Find the lines of data that contain the string "JSON", then list them.

Data listing:
···

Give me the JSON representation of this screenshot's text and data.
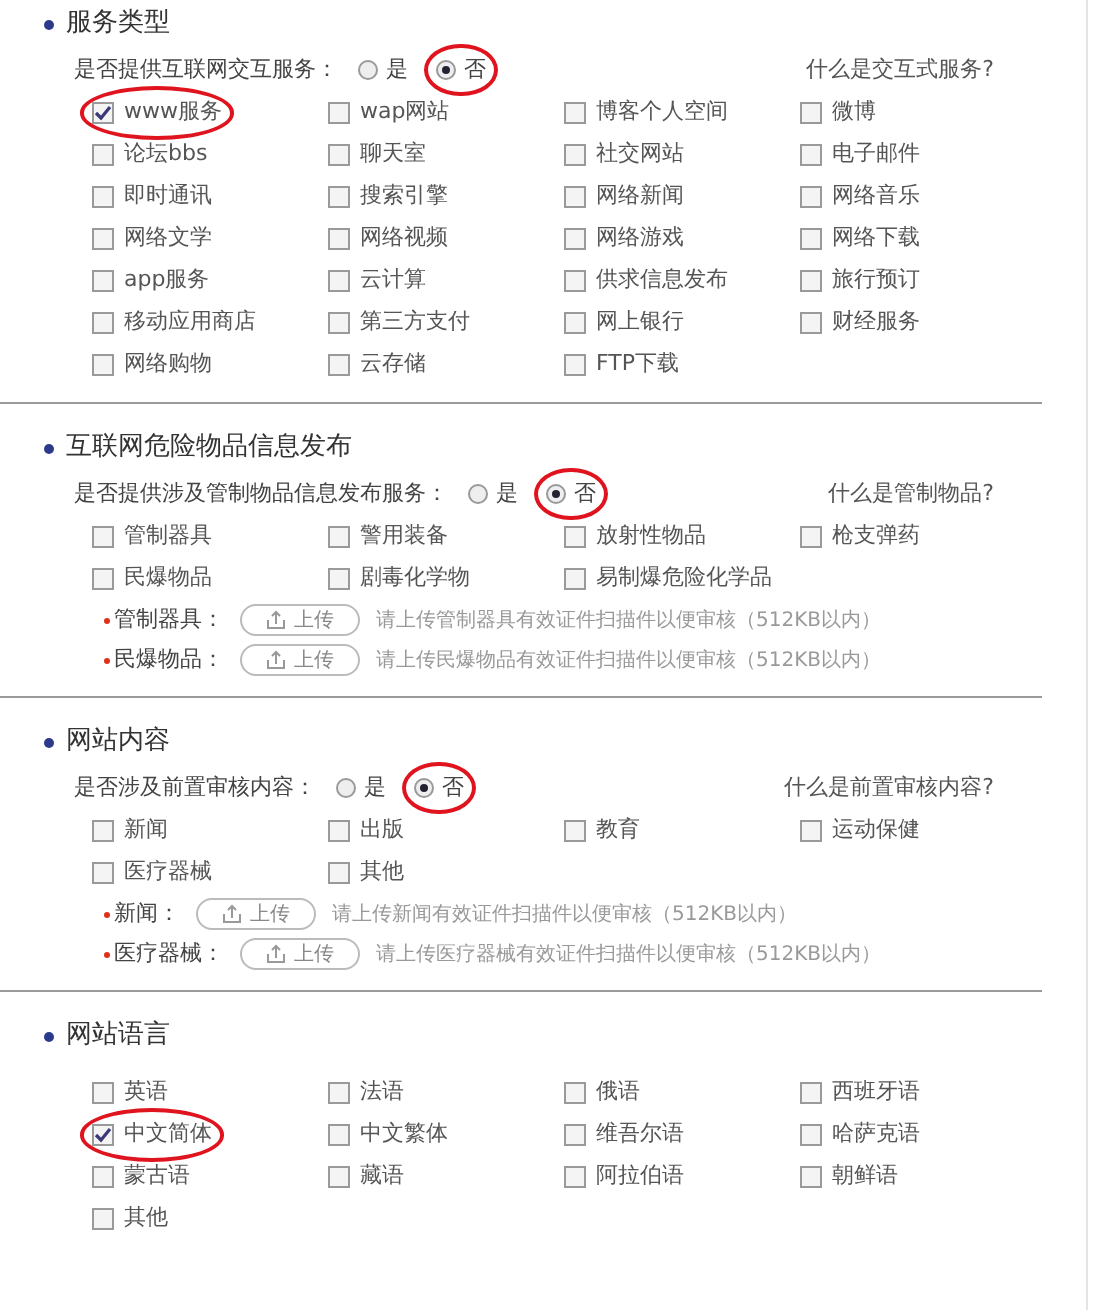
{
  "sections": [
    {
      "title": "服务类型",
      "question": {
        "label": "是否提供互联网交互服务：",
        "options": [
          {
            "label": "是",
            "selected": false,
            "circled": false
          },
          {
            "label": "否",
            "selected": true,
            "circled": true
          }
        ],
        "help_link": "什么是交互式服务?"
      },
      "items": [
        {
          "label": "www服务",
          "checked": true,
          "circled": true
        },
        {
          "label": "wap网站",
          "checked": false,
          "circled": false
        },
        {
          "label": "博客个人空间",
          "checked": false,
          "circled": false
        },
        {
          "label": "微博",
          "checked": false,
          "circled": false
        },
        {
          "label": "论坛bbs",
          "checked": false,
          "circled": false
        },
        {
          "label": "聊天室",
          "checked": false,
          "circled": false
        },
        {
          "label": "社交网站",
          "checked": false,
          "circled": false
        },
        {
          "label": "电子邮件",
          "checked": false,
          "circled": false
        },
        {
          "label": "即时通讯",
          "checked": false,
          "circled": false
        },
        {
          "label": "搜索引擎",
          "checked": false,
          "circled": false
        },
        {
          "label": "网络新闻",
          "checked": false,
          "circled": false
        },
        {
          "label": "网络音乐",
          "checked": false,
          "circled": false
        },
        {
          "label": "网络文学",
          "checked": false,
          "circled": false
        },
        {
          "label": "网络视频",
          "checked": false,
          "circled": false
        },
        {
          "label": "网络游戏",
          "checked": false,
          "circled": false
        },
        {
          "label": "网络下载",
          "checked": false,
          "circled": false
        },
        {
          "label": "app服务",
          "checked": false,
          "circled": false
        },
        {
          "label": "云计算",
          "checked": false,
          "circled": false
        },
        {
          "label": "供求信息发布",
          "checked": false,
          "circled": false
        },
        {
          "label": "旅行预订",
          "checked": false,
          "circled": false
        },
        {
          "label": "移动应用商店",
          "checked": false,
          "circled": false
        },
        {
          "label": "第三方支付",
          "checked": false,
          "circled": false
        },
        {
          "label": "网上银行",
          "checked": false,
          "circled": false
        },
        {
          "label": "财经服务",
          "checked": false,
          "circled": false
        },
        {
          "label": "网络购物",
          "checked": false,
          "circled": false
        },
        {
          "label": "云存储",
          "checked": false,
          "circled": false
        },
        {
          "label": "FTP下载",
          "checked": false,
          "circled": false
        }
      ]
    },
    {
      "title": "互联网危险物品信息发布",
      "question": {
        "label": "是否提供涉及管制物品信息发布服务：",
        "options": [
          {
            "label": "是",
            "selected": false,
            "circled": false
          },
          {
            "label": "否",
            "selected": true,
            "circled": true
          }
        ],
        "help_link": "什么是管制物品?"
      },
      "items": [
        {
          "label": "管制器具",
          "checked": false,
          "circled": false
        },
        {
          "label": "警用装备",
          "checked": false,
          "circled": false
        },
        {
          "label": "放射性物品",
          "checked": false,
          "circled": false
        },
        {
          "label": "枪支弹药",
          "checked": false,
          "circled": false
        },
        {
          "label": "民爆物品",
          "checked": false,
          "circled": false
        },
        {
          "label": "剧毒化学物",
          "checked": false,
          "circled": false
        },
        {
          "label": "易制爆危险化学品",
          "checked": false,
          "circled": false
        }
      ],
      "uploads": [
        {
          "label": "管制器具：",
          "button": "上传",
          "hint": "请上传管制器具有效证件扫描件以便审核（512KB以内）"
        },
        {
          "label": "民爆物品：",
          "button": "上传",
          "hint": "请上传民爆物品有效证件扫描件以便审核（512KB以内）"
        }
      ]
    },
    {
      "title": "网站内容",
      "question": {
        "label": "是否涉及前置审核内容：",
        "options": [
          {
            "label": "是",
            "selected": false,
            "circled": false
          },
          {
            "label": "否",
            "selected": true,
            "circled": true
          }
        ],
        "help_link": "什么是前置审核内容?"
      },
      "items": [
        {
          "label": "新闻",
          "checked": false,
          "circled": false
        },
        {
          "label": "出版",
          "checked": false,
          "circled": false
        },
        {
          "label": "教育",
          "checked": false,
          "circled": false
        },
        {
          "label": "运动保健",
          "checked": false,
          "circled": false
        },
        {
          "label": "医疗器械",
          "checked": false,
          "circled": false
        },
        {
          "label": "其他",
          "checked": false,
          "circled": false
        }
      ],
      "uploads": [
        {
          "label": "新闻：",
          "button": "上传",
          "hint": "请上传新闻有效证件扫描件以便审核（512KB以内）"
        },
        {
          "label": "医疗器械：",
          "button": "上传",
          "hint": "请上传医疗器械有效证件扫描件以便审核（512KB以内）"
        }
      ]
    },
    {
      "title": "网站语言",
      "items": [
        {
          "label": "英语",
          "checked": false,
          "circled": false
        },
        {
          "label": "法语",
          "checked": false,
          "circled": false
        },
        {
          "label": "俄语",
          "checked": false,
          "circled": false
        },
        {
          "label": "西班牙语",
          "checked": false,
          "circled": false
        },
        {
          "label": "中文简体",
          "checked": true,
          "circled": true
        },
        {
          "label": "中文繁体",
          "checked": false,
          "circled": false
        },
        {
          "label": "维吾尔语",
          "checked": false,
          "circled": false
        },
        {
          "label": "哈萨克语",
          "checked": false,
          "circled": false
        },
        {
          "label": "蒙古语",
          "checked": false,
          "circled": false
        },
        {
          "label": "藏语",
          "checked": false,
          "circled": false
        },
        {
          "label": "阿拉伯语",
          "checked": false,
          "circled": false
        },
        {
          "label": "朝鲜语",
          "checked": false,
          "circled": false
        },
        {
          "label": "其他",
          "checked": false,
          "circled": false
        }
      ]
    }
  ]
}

···

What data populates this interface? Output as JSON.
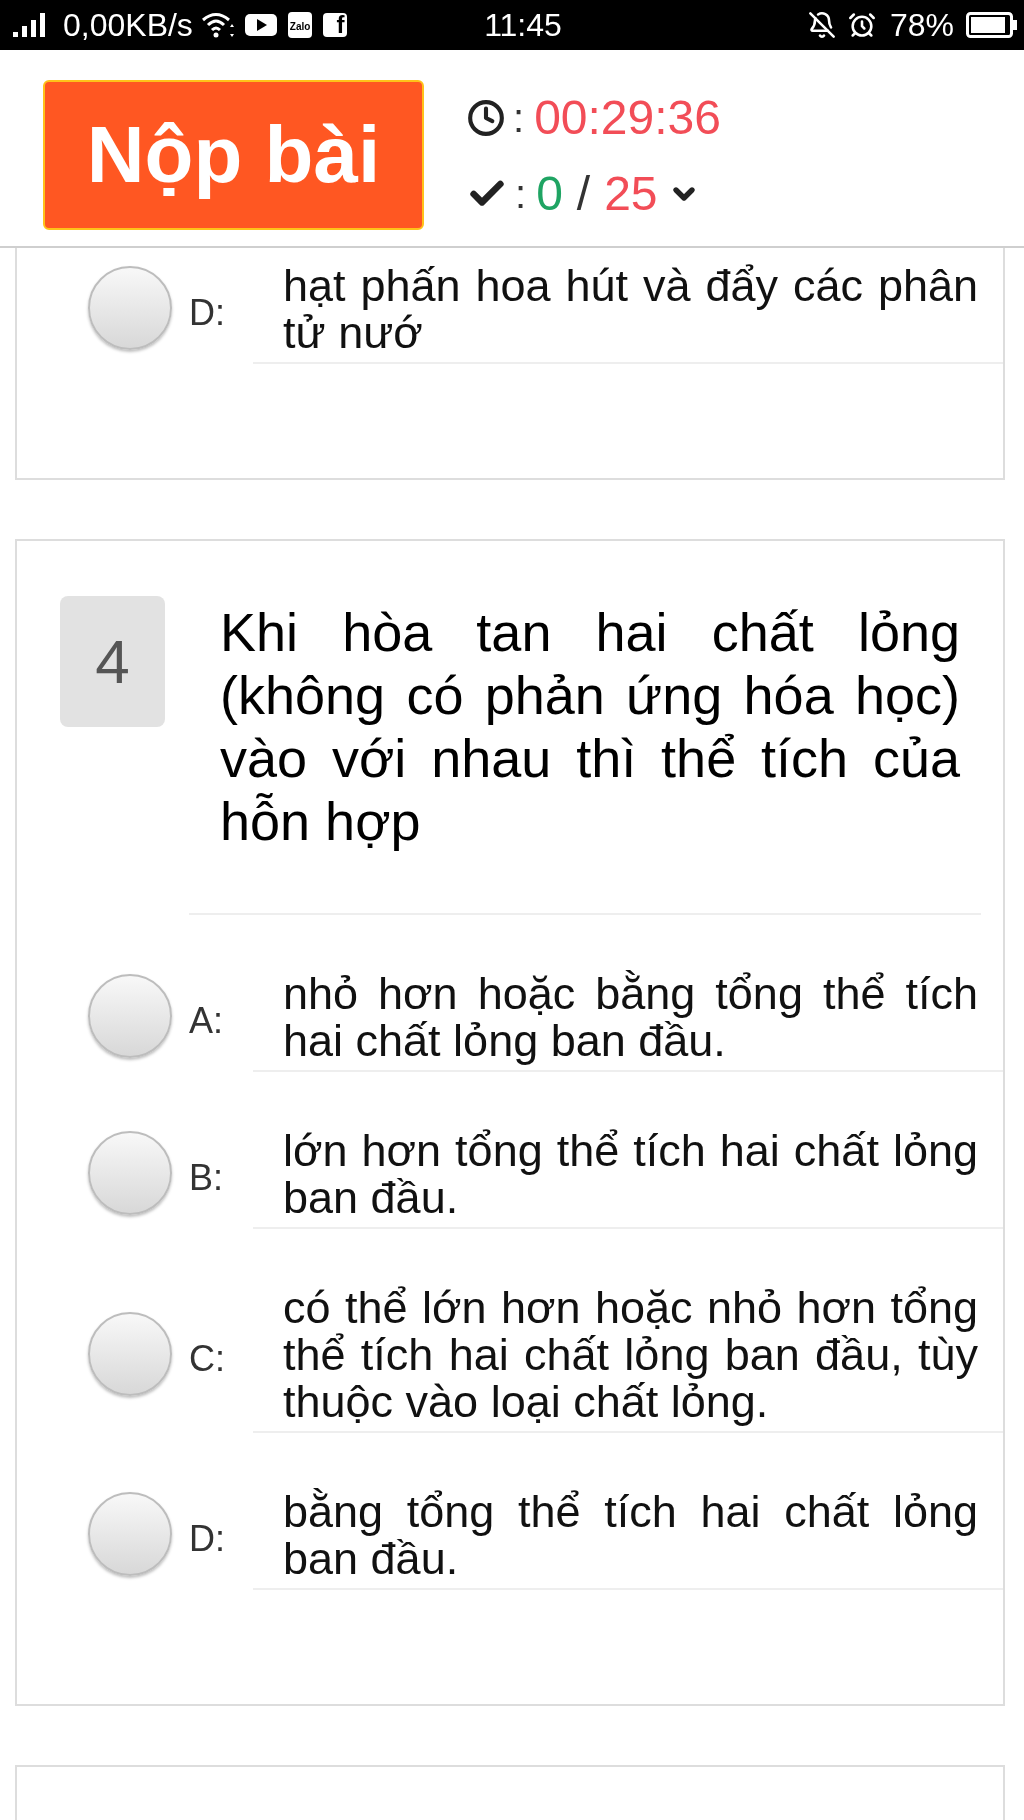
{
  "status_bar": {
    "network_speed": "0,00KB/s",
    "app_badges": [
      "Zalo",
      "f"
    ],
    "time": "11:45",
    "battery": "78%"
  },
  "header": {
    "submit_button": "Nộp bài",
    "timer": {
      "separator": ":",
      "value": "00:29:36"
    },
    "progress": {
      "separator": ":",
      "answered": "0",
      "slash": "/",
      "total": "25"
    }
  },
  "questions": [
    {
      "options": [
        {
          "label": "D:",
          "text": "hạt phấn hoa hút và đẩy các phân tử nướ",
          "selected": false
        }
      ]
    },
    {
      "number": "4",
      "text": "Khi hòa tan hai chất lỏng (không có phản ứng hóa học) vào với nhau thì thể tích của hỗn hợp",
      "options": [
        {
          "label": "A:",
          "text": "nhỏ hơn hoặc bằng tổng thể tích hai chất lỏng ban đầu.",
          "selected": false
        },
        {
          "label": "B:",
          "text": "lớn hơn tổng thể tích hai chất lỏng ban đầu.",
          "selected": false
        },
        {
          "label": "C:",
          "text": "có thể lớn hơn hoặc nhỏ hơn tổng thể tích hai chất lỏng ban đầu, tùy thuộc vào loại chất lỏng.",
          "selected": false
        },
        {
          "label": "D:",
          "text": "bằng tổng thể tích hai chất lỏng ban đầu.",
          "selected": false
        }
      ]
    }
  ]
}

···

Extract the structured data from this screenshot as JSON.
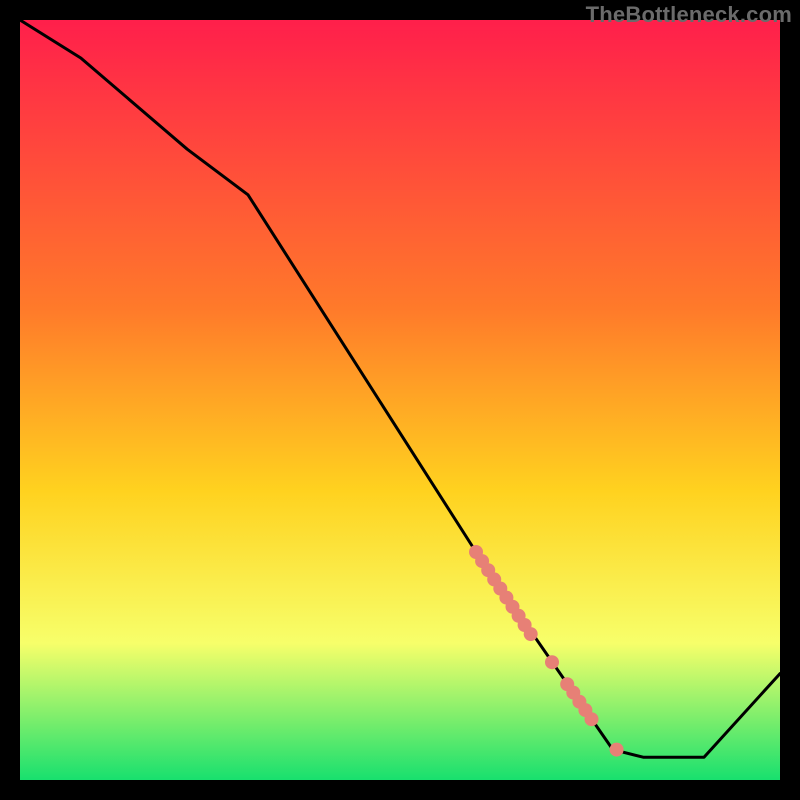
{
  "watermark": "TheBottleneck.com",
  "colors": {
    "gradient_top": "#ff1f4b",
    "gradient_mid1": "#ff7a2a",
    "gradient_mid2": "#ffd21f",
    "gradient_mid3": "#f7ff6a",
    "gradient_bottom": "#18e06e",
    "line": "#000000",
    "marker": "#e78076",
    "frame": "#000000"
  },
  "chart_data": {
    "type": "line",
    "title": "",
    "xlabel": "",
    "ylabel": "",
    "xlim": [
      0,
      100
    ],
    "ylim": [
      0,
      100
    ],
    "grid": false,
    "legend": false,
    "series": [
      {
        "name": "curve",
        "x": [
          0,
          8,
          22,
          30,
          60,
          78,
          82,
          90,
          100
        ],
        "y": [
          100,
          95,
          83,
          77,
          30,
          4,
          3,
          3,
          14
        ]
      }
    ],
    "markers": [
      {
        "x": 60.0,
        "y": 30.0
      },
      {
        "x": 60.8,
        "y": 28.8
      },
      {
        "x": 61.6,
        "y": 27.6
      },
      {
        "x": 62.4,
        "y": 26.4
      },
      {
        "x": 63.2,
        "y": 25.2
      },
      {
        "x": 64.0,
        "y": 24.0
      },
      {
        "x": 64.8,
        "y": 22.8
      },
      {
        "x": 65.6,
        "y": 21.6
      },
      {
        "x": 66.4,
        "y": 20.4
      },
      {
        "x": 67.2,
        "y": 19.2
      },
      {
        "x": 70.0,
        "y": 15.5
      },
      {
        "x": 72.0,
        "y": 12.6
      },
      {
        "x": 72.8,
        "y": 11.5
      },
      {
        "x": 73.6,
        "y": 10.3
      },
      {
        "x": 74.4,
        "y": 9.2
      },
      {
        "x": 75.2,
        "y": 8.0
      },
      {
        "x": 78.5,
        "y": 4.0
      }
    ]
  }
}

···

Answer:
Give me the JSON representation of this screenshot's text and data.
What data populates this interface? Output as JSON.
Extract the structured data from this screenshot as JSON.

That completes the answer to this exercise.